Set Up the Environment:

The following imports the reptile dataset, loads environment variables, and initializes a MongoDB client connected to the reptiles collection and a Voyage AI client.

import os
import pymongo
import voyageai
from dotenv import load_dotenv
from data import reptiles

load_dotenv()

client = pymongo.MongoClient(os.environ["MONGODB_URI"])
db = client["mydb"]
coll = db["reptiles"]

vo = voyageai.Client()

Generate Vector Embeddings:

The following extracts each reptile's description, embeds them all in a single voyage-4 call, attaches each resulting vector to its source document, and inserts all 12 records into the reptiles collection.

descriptions = [r["description"] for r in reptiles]
resp = vo.embed(
    descriptions,
    model="voyage-4",
    input_type="document",
)
embeddings = resp.embeddings

docs = []
for reptile, vec in zip(reptiles, embeddings):
    docs.append({
        **reptile,
        "embedding": vec
    })
coll.insert_many(docs)

Create a Vector Search Index with Automatic Quantization:

The following creates and registers a vector search index on the reptiles collection, configured for 1024-dimensional dot product search with binary quantization applied to the stored embeddings.

index_def = SearchIndexModel(
    name="vector_index_auto_binary",
    type="vectorSearch",
    definition={
        "fields": [
            {
                "type": "vector",
                "path": "embedding",
                "numDimensions": 1024,
                "similarity": "dotProduct",
                "quantization": "binary"  # automatic binary quantization
            }
        ]
    }
)

coll.create_search_index(index_def)

Ingest Precomputed Quantize Vectors

BSON Binary Imports:

The following imports Binary and BinaryVectorDtype from the bson library, which are used to encode vectors into BSON's native binary format for compact storage in MongoDB.

from bson.binary import Binary, BinaryVectorDtype

Generate Embeddings with Configurable Dtype:

The following defines a helper function that embeds each text individually using a specified Voyage AI model and dimension, with the output dtype controlling the numeric format of the returned vectors (e.g., float, int8, binary), and returns a list of all resulting embeddings.

def generate_embeddings(texts, model, dtype, output_dimension):
    embeddings = []
    for text in texts:
        embedding = vo.embed(
            texts=[text],
            model=model,
            output_dtype=dtype,
            output_dimension=output_dimension,
        ).embeddings[0]
        embeddings.append(embedding)
    return embeddings

Convert a Vector to BSON Binary Format:

The following defines a helper function that wraps a vector in MongoDB's native BSON binary format using the specified dtype, preparing it for compact storage in MongoDB.

def generate_bson_vector(vector, vector_dtype):
    return Binary.from_vector(vector, vector_dtype)

WHAT IS EXPECTED » What similarity function does the vector search index in the page excerpt on MongoDB vector search use?

RECORD EXTRACTS »
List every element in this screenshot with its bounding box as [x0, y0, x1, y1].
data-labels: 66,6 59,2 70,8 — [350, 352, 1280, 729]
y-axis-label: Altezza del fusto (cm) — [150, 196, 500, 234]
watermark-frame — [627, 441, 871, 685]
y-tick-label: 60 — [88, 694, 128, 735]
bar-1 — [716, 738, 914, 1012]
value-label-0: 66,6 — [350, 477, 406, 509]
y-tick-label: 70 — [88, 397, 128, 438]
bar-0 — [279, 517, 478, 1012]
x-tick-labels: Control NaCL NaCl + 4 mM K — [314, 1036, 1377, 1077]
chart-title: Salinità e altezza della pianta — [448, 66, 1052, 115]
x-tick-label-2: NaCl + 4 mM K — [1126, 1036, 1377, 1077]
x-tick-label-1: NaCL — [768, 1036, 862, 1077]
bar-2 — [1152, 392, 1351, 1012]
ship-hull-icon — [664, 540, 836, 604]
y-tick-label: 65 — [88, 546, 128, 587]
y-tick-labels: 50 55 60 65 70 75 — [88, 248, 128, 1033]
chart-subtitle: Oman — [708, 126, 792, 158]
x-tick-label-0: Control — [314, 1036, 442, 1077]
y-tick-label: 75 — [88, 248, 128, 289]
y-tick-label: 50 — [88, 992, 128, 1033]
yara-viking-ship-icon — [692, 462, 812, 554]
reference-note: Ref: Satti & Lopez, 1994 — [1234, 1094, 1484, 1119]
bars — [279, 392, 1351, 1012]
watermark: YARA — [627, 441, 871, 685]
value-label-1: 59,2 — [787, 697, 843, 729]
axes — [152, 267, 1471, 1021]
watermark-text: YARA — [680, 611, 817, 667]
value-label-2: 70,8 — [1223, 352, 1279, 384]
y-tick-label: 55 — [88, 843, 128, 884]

==

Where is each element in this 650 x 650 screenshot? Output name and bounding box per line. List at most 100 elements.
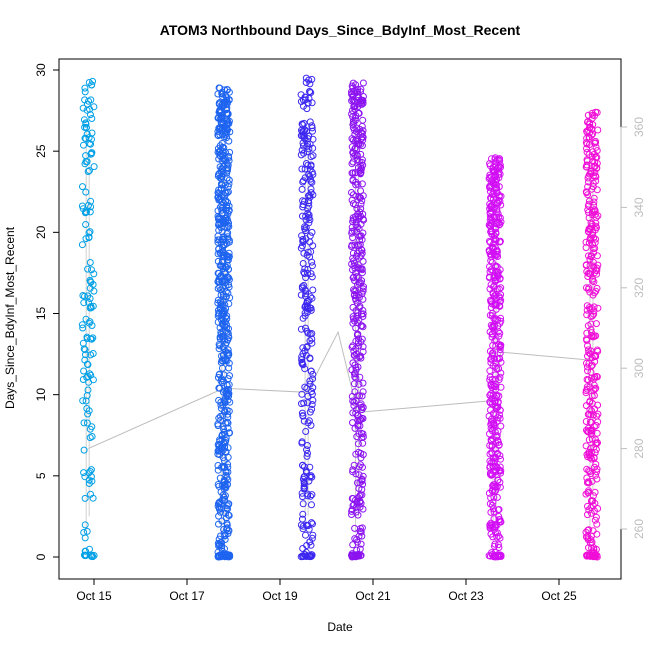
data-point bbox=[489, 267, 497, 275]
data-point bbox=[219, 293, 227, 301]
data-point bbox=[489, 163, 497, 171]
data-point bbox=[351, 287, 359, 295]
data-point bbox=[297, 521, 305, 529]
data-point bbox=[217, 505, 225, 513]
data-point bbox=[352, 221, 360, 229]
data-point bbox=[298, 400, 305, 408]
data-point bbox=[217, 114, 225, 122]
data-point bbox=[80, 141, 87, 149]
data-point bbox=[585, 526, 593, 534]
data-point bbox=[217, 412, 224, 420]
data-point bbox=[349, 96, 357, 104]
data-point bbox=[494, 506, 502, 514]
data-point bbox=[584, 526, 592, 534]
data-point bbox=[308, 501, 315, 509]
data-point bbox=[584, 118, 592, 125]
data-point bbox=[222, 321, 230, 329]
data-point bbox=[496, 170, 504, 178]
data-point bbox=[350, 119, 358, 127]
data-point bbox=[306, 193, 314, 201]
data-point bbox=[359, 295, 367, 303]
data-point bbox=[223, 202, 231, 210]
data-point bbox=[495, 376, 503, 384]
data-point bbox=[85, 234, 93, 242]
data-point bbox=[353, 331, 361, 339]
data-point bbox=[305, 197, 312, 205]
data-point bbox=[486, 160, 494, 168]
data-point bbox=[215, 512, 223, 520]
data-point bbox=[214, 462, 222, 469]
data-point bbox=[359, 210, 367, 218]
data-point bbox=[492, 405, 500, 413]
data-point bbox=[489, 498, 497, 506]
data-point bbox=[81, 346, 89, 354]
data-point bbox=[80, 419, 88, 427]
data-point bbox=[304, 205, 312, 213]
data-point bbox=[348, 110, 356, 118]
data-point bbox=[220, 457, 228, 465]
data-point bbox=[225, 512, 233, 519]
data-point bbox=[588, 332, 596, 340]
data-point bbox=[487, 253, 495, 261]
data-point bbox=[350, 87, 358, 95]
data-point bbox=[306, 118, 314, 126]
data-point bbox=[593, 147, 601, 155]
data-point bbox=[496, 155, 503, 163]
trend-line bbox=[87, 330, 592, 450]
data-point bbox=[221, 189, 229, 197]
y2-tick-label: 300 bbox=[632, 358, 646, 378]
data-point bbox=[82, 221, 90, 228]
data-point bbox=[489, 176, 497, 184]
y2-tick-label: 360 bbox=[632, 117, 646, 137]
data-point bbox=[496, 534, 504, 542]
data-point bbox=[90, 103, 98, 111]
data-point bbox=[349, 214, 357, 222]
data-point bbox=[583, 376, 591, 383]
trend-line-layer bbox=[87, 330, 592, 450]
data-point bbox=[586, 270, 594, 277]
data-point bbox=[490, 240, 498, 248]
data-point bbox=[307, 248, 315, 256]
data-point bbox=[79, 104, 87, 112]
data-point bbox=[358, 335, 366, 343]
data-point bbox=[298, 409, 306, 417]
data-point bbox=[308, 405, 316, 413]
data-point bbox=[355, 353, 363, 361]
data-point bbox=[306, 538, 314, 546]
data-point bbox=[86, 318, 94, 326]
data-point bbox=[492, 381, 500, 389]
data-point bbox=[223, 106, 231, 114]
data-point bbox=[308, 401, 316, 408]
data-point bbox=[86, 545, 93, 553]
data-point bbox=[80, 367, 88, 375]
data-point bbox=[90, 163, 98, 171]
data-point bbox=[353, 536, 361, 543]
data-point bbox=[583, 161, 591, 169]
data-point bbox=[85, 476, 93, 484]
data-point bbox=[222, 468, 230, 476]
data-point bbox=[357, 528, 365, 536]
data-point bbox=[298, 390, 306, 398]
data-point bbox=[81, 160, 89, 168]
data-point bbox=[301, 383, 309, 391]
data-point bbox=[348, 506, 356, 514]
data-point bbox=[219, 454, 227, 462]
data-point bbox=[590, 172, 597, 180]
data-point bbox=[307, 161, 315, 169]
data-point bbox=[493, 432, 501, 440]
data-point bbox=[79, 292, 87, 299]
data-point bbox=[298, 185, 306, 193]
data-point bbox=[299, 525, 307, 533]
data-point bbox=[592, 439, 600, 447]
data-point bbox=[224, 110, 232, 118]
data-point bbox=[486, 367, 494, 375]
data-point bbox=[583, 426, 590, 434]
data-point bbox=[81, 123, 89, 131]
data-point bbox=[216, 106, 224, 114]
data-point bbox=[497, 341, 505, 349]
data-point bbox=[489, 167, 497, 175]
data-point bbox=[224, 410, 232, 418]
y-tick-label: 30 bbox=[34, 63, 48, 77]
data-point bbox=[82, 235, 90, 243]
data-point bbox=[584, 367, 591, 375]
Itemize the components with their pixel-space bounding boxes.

--

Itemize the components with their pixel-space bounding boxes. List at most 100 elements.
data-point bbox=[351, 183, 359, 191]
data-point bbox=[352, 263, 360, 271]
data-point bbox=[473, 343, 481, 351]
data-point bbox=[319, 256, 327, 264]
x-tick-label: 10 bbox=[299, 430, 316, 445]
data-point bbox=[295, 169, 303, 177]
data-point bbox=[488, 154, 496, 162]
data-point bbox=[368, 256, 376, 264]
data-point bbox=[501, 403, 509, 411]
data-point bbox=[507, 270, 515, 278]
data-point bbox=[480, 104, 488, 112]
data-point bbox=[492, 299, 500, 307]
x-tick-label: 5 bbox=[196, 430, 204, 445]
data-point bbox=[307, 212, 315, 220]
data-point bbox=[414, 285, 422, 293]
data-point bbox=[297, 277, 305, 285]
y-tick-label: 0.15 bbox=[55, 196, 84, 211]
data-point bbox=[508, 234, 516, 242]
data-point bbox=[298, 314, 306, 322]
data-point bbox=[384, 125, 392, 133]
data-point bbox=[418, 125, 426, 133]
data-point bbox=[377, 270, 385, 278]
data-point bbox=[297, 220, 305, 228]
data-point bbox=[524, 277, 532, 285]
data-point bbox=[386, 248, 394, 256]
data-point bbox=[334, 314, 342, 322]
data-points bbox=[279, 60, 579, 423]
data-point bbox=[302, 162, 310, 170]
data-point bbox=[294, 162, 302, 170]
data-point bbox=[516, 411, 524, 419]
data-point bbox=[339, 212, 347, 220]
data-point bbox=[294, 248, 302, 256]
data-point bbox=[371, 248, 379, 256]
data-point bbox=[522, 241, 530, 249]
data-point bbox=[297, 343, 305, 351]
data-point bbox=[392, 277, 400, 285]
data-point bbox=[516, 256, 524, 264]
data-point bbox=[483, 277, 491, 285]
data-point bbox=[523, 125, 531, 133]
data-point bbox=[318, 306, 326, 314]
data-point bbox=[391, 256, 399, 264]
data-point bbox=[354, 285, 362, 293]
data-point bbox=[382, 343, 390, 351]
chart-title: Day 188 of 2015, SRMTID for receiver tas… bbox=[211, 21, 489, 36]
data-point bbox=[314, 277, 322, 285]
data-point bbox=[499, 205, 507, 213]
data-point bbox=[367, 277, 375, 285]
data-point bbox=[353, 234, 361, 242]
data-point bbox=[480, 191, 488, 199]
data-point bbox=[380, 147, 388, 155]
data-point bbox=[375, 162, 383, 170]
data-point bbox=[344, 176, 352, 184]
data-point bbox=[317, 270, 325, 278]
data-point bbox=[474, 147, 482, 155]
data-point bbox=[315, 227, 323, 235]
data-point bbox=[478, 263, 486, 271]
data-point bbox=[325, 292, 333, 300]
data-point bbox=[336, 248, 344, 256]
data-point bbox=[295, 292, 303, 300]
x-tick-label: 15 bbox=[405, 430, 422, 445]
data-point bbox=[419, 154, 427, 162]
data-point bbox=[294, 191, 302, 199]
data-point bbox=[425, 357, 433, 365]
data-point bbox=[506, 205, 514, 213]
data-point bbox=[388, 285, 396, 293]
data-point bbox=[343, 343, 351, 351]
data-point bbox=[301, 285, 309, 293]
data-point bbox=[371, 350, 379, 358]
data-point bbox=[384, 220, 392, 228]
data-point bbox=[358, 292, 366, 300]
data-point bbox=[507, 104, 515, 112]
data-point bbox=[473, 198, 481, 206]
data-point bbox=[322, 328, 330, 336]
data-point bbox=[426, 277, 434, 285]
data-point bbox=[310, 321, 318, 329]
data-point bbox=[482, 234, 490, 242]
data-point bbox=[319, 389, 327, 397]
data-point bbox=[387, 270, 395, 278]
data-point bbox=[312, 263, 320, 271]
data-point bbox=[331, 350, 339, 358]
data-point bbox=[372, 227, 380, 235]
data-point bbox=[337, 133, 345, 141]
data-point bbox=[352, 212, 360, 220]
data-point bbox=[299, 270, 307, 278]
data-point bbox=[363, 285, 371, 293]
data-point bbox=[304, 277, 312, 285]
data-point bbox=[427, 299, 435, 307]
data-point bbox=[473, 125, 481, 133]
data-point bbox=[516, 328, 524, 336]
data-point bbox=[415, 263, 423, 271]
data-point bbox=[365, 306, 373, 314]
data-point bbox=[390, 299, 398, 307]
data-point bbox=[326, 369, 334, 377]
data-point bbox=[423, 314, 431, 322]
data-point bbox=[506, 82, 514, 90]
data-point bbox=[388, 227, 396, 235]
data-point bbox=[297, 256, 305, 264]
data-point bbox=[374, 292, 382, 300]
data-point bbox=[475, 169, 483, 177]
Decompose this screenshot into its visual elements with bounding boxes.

OUTPUT FOR THIS TASK » Dot product.